┌─ Supplied records

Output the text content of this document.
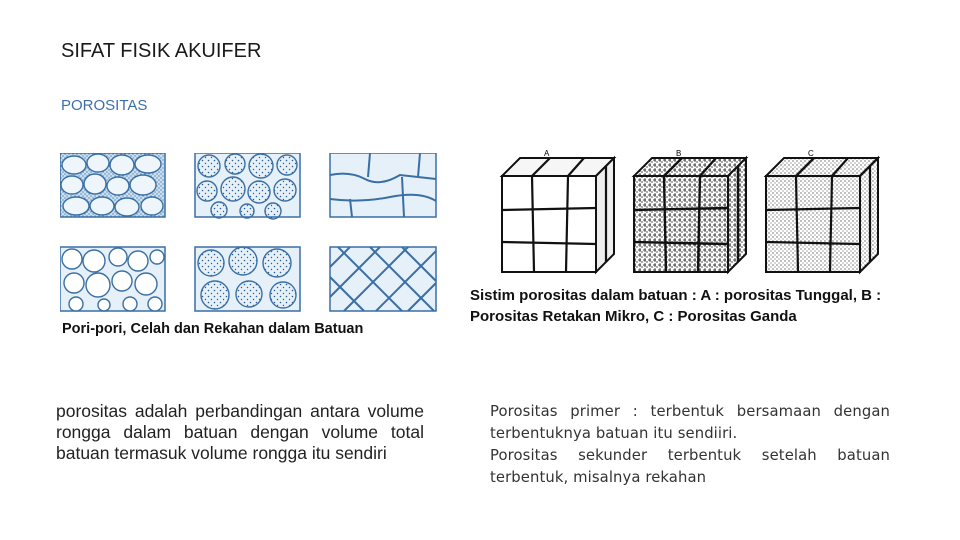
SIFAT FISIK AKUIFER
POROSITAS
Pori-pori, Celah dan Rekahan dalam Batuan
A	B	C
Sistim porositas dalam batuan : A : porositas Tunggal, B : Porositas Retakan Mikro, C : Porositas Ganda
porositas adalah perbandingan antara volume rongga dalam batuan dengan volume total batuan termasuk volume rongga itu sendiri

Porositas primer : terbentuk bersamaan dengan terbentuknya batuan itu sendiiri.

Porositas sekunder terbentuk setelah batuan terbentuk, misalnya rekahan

└─
┌─ Supplied records

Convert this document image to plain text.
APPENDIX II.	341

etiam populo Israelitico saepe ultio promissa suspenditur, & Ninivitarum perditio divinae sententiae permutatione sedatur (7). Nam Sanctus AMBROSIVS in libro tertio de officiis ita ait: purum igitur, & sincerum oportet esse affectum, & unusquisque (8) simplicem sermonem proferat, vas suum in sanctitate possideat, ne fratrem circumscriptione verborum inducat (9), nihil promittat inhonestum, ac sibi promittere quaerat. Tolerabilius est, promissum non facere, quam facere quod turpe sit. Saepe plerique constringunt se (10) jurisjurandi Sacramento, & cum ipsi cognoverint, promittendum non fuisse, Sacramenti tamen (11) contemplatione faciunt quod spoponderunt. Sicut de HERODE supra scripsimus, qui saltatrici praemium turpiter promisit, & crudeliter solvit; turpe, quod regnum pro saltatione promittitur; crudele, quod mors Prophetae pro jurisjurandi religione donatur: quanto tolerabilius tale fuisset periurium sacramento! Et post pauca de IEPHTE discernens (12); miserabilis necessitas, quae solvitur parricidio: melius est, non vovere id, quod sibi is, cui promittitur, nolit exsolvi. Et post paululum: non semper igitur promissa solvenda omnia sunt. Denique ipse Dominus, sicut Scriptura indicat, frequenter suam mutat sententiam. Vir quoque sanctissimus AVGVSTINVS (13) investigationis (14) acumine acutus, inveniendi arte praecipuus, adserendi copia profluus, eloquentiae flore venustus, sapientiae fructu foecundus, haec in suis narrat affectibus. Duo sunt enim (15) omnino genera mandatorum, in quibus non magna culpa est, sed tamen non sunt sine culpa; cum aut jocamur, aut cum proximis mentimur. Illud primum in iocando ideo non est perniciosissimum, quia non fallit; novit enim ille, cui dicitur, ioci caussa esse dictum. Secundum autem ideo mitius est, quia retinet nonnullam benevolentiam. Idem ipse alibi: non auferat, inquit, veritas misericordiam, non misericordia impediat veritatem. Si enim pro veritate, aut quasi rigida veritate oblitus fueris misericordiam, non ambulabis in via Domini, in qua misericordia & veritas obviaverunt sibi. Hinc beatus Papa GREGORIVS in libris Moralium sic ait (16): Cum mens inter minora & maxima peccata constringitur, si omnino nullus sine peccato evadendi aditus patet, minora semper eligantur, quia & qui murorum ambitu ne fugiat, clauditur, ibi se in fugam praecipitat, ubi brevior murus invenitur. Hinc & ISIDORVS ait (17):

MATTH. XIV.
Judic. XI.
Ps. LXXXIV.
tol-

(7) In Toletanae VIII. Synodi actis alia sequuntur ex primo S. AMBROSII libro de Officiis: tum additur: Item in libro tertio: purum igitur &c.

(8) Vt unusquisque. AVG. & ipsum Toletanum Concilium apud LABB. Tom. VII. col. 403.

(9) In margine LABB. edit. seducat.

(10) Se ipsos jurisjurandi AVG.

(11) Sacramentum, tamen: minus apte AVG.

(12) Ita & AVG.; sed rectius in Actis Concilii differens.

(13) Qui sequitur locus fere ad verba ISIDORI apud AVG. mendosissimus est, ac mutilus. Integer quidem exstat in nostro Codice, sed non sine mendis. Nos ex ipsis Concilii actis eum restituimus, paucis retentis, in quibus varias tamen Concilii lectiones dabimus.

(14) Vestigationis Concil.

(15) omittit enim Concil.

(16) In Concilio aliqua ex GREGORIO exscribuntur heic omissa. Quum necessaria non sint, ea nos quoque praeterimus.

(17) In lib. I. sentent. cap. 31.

└─

Problem to solve:
Return all lines of the material above in which the word "text" occurs.

Final answer:
Output the text content of this document.
Convert this document image to plain text.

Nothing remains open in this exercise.